**TASK PROMPT**
Among the lines below, list those containing the string "text".

::: ENTRIES SUPPLIED :::

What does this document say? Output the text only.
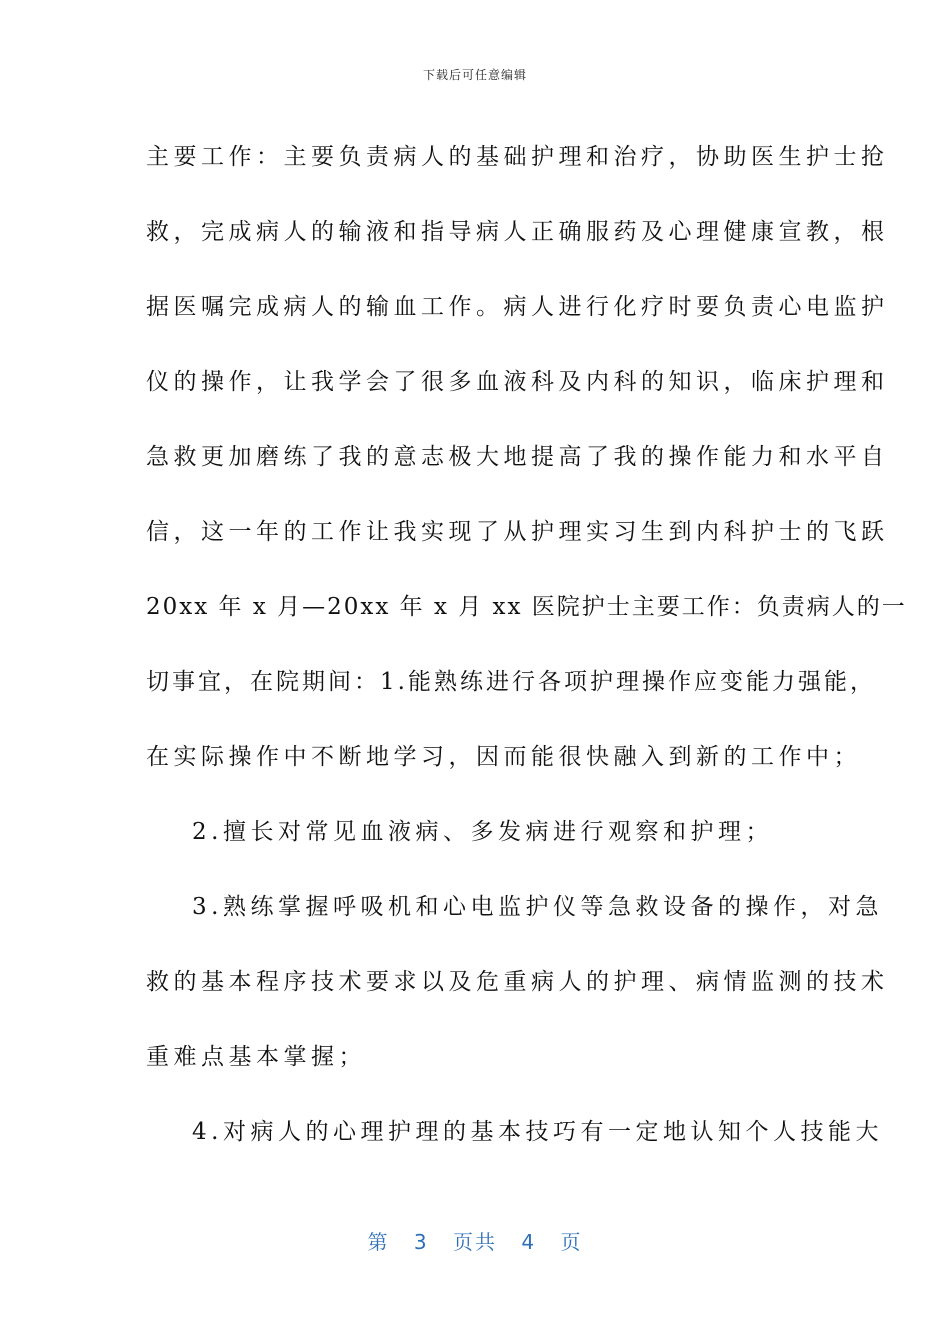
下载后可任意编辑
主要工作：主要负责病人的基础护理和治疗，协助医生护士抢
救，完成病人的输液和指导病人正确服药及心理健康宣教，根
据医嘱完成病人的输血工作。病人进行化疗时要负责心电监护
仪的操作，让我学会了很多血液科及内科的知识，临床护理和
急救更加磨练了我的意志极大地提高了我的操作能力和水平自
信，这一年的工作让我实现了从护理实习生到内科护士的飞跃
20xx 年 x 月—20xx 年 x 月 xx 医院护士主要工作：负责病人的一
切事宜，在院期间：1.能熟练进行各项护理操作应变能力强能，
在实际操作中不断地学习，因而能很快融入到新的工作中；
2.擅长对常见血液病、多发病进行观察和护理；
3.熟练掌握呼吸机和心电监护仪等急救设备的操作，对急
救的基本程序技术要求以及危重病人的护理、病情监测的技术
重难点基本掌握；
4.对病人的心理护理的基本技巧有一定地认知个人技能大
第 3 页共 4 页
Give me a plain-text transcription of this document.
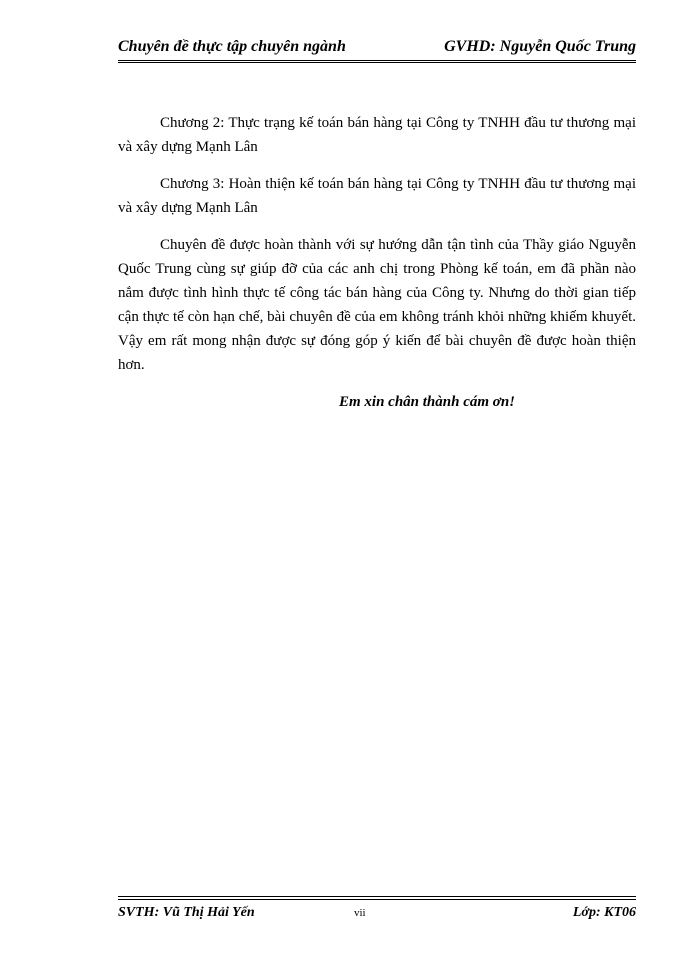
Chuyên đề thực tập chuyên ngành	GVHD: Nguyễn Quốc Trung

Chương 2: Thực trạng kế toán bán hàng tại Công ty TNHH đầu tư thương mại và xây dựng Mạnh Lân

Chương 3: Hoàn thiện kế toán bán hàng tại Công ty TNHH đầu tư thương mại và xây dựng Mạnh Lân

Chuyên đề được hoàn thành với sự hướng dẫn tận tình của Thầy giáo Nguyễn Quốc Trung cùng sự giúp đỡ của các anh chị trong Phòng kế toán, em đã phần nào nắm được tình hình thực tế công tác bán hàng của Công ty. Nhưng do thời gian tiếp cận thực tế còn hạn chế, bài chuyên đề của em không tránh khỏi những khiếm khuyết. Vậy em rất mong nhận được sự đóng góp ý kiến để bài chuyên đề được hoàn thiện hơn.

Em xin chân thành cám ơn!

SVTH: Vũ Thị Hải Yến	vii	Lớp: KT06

:::

**SOLUTION TO THE EXERCISE**
What does this document say? Output the text only.
Give me a plain-text transcription of this document.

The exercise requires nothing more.